▶ RECORDS FOR THE TASK:
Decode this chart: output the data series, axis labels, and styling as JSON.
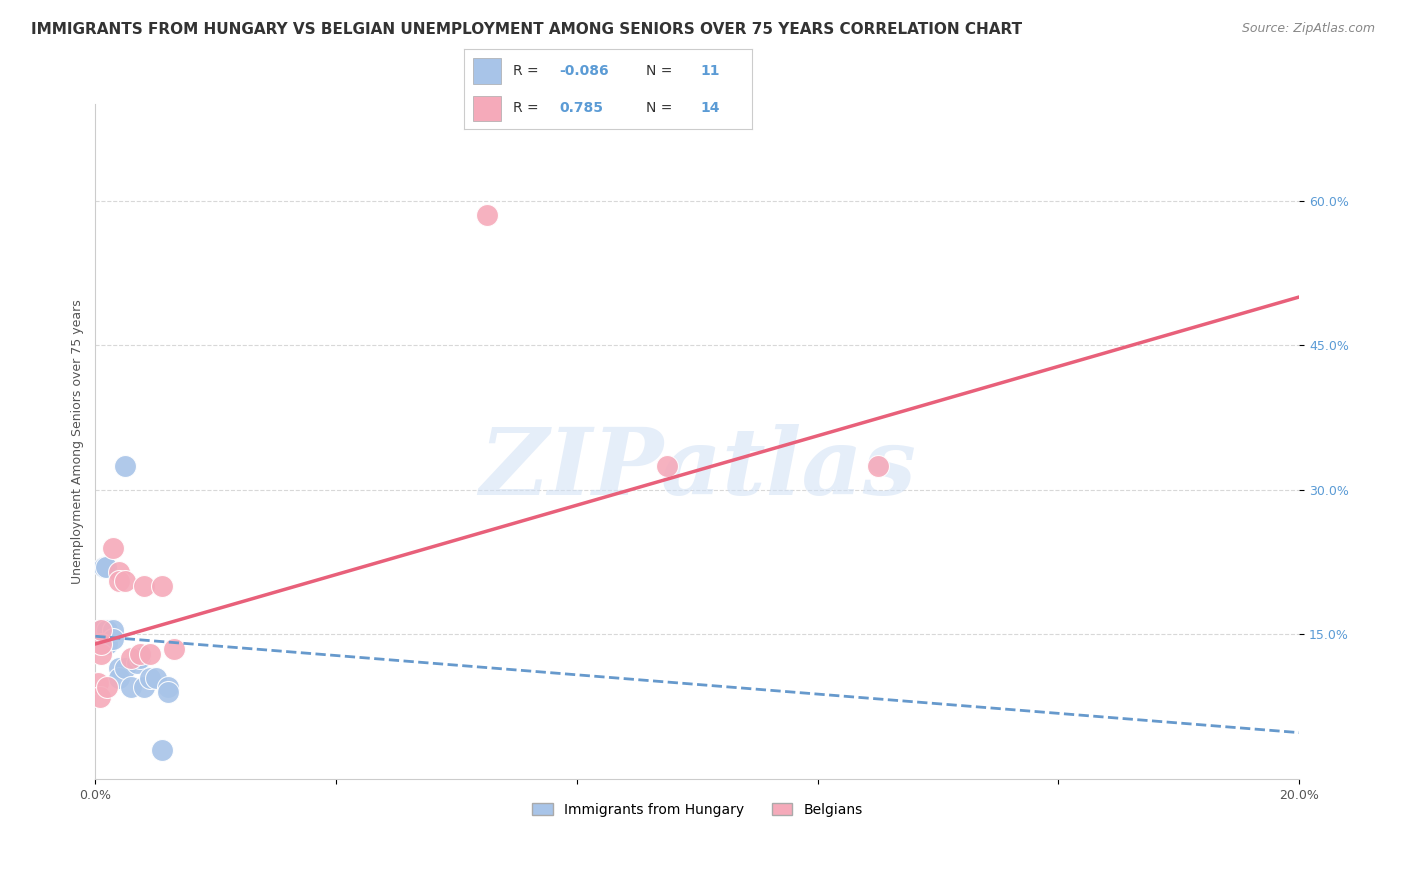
{
  "title": "IMMIGRANTS FROM HUNGARY VS BELGIAN UNEMPLOYMENT AMONG SENIORS OVER 75 YEARS CORRELATION CHART",
  "source": "Source: ZipAtlas.com",
  "ylabel": "Unemployment Among Seniors over 75 years",
  "xlim": [
    0.0,
    0.2
  ],
  "ylim": [
    0.0,
    0.7
  ],
  "xticks": [
    0.0,
    0.04,
    0.08,
    0.12,
    0.16,
    0.2
  ],
  "xtick_labels": [
    "0.0%",
    "",
    "",
    "",
    "",
    "20.0%"
  ],
  "ytick_positions": [
    0.15,
    0.3,
    0.45,
    0.6
  ],
  "ytick_labels": [
    "15.0%",
    "30.0%",
    "45.0%",
    "60.0%"
  ],
  "background_color": "#ffffff",
  "grid_color": "#d8d8d8",
  "watermark": "ZIPatlas",
  "blue_color": "#a8c4e8",
  "pink_color": "#f5aaba",
  "blue_line_color": "#6699cc",
  "pink_line_color": "#e8607a",
  "blue_scatter": [
    [
      0.0008,
      0.155
    ],
    [
      0.0015,
      0.22
    ],
    [
      0.0018,
      0.22
    ],
    [
      0.002,
      0.155
    ],
    [
      0.002,
      0.14
    ],
    [
      0.003,
      0.155
    ],
    [
      0.003,
      0.145
    ],
    [
      0.004,
      0.115
    ],
    [
      0.004,
      0.105
    ],
    [
      0.005,
      0.325
    ],
    [
      0.005,
      0.115
    ],
    [
      0.006,
      0.095
    ],
    [
      0.007,
      0.12
    ],
    [
      0.0075,
      0.125
    ],
    [
      0.008,
      0.095
    ],
    [
      0.009,
      0.105
    ],
    [
      0.01,
      0.105
    ],
    [
      0.011,
      0.03
    ],
    [
      0.012,
      0.095
    ],
    [
      0.012,
      0.09
    ]
  ],
  "pink_scatter": [
    [
      0.0005,
      0.1
    ],
    [
      0.0008,
      0.085
    ],
    [
      0.001,
      0.13
    ],
    [
      0.001,
      0.14
    ],
    [
      0.001,
      0.155
    ],
    [
      0.002,
      0.095
    ],
    [
      0.003,
      0.24
    ],
    [
      0.004,
      0.215
    ],
    [
      0.004,
      0.205
    ],
    [
      0.005,
      0.205
    ],
    [
      0.006,
      0.125
    ],
    [
      0.0075,
      0.13
    ],
    [
      0.008,
      0.2
    ],
    [
      0.009,
      0.13
    ],
    [
      0.011,
      0.2
    ],
    [
      0.013,
      0.135
    ],
    [
      0.065,
      0.585
    ],
    [
      0.095,
      0.325
    ],
    [
      0.13,
      0.325
    ]
  ],
  "blue_line_x": [
    0.0,
    0.2
  ],
  "blue_line_y": [
    0.148,
    0.048
  ],
  "pink_line_x": [
    0.0,
    0.2
  ],
  "pink_line_y": [
    0.14,
    0.5
  ],
  "title_fontsize": 11,
  "source_fontsize": 9,
  "axis_label_fontsize": 9,
  "tick_fontsize": 9
}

▶ EXERCISE DETAILS: Using the material above, return every line exactly as it appears, minus the pictures.

▶ TASK RESULT:
Decode this chart: output the data series, axis labels, and styling as JSON.
{
  "title": "IMMIGRANTS FROM HUNGARY VS BELGIAN UNEMPLOYMENT AMONG SENIORS OVER 75 YEARS CORRELATION CHART",
  "source": "Source: ZipAtlas.com",
  "ylabel": "Unemployment Among Seniors over 75 years",
  "xlim": [
    0.0,
    0.2
  ],
  "ylim": [
    0.0,
    0.7
  ],
  "xticks": [
    0.0,
    0.04,
    0.08,
    0.12,
    0.16,
    0.2
  ],
  "xtick_labels": [
    "0.0%",
    "",
    "",
    "",
    "",
    "20.0%"
  ],
  "ytick_positions": [
    0.15,
    0.3,
    0.45,
    0.6
  ],
  "ytick_labels": [
    "15.0%",
    "30.0%",
    "45.0%",
    "60.0%"
  ],
  "background_color": "#ffffff",
  "grid_color": "#d8d8d8",
  "watermark": "ZIPatlas",
  "blue_color": "#a8c4e8",
  "pink_color": "#f5aaba",
  "blue_line_color": "#6699cc",
  "pink_line_color": "#e8607a",
  "blue_scatter": [
    [
      0.0008,
      0.155
    ],
    [
      0.0015,
      0.22
    ],
    [
      0.0018,
      0.22
    ],
    [
      0.002,
      0.155
    ],
    [
      0.002,
      0.14
    ],
    [
      0.003,
      0.155
    ],
    [
      0.003,
      0.145
    ],
    [
      0.004,
      0.115
    ],
    [
      0.004,
      0.105
    ],
    [
      0.005,
      0.325
    ],
    [
      0.005,
      0.115
    ],
    [
      0.006,
      0.095
    ],
    [
      0.007,
      0.12
    ],
    [
      0.0075,
      0.125
    ],
    [
      0.008,
      0.095
    ],
    [
      0.009,
      0.105
    ],
    [
      0.01,
      0.105
    ],
    [
      0.011,
      0.03
    ],
    [
      0.012,
      0.095
    ],
    [
      0.012,
      0.09
    ]
  ],
  "pink_scatter": [
    [
      0.0005,
      0.1
    ],
    [
      0.0008,
      0.085
    ],
    [
      0.001,
      0.13
    ],
    [
      0.001,
      0.14
    ],
    [
      0.001,
      0.155
    ],
    [
      0.002,
      0.095
    ],
    [
      0.003,
      0.24
    ],
    [
      0.004,
      0.215
    ],
    [
      0.004,
      0.205
    ],
    [
      0.005,
      0.205
    ],
    [
      0.006,
      0.125
    ],
    [
      0.0075,
      0.13
    ],
    [
      0.008,
      0.2
    ],
    [
      0.009,
      0.13
    ],
    [
      0.011,
      0.2
    ],
    [
      0.013,
      0.135
    ],
    [
      0.065,
      0.585
    ],
    [
      0.095,
      0.325
    ],
    [
      0.13,
      0.325
    ]
  ],
  "blue_line_x": [
    0.0,
    0.2
  ],
  "blue_line_y": [
    0.148,
    0.048
  ],
  "pink_line_x": [
    0.0,
    0.2
  ],
  "pink_line_y": [
    0.14,
    0.5
  ],
  "title_fontsize": 11,
  "source_fontsize": 9,
  "axis_label_fontsize": 9,
  "tick_fontsize": 9
}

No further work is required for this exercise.